[START]

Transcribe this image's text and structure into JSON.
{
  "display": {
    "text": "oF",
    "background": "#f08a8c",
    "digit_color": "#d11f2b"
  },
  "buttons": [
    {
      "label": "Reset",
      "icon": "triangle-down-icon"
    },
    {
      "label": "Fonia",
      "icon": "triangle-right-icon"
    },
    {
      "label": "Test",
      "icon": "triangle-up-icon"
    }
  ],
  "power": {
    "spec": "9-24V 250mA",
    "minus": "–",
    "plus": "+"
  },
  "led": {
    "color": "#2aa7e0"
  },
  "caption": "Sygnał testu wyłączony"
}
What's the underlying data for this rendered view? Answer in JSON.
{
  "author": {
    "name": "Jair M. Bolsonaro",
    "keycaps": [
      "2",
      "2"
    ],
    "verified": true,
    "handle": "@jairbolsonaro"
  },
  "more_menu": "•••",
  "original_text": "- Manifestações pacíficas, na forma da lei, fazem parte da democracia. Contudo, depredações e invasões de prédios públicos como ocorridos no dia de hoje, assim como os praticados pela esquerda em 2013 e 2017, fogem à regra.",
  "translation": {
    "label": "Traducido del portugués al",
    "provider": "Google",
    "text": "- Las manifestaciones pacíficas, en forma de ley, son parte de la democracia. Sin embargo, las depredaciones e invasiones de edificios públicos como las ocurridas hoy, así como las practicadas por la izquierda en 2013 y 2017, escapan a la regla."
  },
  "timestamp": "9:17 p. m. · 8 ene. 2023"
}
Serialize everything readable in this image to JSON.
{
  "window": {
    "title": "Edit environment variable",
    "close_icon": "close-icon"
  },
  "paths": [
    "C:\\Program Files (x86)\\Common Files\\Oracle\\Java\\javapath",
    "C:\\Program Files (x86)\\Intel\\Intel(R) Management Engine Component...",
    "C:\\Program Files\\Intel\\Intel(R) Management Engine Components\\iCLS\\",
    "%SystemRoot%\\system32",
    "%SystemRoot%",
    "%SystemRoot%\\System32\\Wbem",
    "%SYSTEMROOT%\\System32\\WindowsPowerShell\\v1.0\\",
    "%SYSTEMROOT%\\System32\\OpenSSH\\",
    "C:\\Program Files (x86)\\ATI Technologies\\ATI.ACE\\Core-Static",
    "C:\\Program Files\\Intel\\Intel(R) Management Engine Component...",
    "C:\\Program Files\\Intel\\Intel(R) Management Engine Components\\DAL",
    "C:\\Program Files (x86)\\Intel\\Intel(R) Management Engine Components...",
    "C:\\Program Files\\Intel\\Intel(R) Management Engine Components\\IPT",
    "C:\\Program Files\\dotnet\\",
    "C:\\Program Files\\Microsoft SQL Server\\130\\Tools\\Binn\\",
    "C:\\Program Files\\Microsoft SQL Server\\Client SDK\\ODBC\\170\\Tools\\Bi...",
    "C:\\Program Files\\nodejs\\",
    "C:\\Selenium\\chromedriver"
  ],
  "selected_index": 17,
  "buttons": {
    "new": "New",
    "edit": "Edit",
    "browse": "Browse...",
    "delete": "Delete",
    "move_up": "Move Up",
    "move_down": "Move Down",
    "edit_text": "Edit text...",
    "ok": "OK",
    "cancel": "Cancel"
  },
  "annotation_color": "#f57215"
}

[END]

Aim: Tell how many lines of the material above hold "Edit", answering with a bare number.

Output: 3